WHAT NEEDS TO BE DONE. Pull every line that holds the word "name" from the entries.

▼▼▼

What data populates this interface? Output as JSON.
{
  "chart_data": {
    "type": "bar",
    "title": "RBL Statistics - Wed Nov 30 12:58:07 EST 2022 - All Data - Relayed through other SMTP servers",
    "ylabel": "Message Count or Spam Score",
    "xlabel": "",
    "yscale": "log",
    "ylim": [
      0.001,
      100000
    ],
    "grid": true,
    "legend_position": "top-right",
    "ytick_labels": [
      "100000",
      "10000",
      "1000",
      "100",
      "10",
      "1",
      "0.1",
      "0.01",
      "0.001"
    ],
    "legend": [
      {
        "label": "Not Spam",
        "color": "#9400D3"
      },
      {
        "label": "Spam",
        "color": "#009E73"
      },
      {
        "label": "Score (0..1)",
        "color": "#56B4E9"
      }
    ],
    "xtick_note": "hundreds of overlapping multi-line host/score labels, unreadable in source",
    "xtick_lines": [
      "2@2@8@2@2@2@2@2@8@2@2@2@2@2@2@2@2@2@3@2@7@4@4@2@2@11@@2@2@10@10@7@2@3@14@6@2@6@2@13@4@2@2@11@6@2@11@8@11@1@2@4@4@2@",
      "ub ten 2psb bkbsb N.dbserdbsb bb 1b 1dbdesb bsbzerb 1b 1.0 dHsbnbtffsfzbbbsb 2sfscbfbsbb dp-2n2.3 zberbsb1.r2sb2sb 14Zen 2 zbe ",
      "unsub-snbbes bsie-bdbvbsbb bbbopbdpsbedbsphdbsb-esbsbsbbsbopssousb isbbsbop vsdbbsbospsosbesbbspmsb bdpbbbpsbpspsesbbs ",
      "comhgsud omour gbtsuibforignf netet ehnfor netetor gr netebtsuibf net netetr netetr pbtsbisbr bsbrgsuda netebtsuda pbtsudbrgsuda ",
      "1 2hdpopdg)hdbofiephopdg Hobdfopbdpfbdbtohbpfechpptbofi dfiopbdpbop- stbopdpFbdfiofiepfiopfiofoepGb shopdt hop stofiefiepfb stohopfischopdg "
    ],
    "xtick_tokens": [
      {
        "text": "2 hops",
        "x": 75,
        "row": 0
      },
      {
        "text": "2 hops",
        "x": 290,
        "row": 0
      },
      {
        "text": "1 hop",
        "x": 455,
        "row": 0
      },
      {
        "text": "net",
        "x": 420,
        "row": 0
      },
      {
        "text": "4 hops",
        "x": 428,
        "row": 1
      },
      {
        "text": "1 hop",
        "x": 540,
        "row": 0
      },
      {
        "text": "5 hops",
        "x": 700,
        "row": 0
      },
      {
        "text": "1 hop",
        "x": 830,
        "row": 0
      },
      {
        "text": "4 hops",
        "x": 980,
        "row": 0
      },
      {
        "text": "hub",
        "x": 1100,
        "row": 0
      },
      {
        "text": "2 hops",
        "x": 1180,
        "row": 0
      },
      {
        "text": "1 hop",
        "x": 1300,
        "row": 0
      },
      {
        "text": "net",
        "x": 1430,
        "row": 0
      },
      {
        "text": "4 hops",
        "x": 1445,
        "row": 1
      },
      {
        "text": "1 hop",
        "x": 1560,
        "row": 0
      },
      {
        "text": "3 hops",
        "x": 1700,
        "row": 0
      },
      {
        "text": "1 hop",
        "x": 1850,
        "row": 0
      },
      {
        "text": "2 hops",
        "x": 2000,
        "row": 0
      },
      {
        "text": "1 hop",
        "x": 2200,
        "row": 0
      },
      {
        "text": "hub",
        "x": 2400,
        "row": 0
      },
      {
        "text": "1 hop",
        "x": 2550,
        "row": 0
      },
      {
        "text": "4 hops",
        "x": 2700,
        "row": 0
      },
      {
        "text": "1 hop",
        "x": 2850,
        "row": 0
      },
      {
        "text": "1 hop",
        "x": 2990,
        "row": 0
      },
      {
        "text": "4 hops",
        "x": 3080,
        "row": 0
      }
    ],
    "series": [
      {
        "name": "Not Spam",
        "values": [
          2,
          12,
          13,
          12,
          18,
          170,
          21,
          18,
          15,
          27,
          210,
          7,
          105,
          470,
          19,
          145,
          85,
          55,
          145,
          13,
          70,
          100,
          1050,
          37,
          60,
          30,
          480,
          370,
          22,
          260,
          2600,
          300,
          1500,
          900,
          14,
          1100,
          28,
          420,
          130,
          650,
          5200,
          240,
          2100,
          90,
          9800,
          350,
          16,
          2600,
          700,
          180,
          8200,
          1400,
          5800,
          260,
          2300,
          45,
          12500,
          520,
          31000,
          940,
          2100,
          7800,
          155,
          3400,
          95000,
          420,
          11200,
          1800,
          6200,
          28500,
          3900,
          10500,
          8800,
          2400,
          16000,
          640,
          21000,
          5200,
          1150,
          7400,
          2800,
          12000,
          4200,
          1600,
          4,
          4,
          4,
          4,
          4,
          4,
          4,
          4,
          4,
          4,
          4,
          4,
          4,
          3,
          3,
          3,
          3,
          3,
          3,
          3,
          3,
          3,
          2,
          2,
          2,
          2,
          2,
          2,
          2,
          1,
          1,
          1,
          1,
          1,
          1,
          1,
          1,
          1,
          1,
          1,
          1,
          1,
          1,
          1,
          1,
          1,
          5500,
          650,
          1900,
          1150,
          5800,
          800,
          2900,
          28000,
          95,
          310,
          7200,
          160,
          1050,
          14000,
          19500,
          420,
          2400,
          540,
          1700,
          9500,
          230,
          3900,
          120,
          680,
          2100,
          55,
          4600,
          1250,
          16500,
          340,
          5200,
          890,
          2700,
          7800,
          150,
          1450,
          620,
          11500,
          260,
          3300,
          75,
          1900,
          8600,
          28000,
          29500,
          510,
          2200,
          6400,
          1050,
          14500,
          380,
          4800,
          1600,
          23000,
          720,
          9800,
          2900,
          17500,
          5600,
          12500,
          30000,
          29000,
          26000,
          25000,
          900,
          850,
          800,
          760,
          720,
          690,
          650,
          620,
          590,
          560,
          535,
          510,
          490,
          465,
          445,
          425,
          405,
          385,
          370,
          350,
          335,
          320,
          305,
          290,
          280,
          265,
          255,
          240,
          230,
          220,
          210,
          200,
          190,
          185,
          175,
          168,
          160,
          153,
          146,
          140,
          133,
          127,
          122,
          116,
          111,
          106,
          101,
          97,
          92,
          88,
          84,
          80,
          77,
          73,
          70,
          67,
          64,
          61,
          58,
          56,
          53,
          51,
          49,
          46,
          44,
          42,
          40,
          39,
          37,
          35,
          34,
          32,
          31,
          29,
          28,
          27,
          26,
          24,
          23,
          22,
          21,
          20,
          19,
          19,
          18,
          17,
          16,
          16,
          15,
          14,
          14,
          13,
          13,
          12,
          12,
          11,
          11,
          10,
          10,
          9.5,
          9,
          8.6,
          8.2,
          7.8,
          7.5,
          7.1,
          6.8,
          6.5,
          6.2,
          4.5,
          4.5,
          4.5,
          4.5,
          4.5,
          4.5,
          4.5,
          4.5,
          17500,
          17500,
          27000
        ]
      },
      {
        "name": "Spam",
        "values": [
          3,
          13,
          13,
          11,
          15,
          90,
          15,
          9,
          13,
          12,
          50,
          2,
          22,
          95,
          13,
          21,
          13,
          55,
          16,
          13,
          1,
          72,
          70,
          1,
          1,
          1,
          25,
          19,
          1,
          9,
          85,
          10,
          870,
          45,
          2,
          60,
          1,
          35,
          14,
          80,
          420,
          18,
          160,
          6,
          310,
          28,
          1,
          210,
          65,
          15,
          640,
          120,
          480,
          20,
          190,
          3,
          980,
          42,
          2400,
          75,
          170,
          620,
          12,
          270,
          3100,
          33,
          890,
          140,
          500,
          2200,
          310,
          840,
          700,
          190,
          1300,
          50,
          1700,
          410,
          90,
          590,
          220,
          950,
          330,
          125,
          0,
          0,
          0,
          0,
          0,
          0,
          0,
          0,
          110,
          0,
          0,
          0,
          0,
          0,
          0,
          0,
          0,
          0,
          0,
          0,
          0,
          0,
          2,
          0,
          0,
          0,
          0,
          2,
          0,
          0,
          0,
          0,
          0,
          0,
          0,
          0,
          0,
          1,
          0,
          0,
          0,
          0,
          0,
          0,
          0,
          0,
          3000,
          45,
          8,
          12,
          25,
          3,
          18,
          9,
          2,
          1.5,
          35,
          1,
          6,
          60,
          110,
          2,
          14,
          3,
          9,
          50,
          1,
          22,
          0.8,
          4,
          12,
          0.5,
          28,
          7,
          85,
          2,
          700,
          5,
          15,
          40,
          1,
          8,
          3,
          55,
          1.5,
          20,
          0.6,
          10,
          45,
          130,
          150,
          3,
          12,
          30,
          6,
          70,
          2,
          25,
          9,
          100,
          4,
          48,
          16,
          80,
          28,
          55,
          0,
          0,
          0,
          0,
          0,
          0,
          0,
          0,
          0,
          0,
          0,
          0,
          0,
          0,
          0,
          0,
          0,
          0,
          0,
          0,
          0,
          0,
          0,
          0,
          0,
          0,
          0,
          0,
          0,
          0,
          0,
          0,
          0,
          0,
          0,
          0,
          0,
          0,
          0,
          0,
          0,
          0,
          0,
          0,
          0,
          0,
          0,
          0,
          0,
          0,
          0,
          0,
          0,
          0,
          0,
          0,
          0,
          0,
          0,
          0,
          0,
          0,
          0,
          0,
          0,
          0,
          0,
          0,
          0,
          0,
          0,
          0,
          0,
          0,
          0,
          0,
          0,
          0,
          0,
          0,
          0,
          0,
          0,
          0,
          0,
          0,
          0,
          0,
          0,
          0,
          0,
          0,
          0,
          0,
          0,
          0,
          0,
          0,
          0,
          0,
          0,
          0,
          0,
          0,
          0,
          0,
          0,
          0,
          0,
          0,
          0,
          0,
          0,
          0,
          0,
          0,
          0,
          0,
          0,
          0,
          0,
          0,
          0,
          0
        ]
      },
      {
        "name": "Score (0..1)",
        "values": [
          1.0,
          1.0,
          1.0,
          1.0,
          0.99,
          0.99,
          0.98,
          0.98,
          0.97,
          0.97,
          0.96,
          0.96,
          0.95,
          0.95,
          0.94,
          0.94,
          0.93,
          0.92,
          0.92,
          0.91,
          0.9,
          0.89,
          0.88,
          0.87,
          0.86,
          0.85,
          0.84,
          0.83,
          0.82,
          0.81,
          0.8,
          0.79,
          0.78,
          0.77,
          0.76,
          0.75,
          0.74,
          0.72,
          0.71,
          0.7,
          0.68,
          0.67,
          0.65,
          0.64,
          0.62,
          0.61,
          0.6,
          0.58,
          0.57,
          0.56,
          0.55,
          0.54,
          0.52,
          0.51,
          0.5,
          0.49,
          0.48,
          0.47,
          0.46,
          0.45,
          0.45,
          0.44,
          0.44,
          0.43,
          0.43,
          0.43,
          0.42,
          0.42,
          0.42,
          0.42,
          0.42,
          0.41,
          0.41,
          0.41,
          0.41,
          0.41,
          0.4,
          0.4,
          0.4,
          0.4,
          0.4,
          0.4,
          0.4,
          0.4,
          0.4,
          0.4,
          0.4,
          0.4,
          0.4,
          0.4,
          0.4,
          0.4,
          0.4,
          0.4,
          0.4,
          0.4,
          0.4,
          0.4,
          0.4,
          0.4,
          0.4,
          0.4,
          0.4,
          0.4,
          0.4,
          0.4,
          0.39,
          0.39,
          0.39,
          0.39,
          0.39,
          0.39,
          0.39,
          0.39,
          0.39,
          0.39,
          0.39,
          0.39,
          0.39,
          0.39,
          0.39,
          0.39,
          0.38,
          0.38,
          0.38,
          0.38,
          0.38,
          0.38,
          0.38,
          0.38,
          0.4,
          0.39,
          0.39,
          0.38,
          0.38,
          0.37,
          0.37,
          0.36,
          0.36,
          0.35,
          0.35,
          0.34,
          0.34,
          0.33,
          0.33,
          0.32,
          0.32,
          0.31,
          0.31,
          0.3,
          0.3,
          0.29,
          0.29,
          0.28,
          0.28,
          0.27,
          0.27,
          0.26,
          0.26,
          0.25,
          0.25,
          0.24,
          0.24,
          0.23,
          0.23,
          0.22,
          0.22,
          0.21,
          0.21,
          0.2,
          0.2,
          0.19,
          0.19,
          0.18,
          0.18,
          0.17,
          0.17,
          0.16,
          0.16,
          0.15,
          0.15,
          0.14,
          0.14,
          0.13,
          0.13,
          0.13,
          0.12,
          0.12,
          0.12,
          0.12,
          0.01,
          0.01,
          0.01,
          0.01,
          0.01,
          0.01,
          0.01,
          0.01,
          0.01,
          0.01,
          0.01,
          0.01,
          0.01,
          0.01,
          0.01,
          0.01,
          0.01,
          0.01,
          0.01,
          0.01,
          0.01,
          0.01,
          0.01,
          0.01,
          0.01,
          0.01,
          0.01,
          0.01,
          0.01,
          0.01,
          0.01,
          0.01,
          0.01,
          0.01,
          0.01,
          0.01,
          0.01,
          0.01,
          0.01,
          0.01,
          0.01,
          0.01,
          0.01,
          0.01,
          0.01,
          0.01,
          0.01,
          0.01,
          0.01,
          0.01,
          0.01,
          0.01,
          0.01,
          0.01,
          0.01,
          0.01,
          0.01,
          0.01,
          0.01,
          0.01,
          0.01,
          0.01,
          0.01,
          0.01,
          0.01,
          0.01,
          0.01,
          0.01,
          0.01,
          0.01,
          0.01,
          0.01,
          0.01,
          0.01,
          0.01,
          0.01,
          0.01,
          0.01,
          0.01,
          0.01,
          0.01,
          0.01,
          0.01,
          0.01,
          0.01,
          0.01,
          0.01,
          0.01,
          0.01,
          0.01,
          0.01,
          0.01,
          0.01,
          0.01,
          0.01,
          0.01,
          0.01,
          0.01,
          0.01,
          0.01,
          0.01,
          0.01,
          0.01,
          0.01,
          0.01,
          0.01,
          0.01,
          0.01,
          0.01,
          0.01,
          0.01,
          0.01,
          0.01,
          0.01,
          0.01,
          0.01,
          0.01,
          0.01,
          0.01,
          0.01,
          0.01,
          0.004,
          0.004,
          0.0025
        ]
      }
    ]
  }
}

▲▲▲

FINISHED TASK.
        "name": "Not Spam",
        "name": "Spam",
        "name": "Score (0..1)",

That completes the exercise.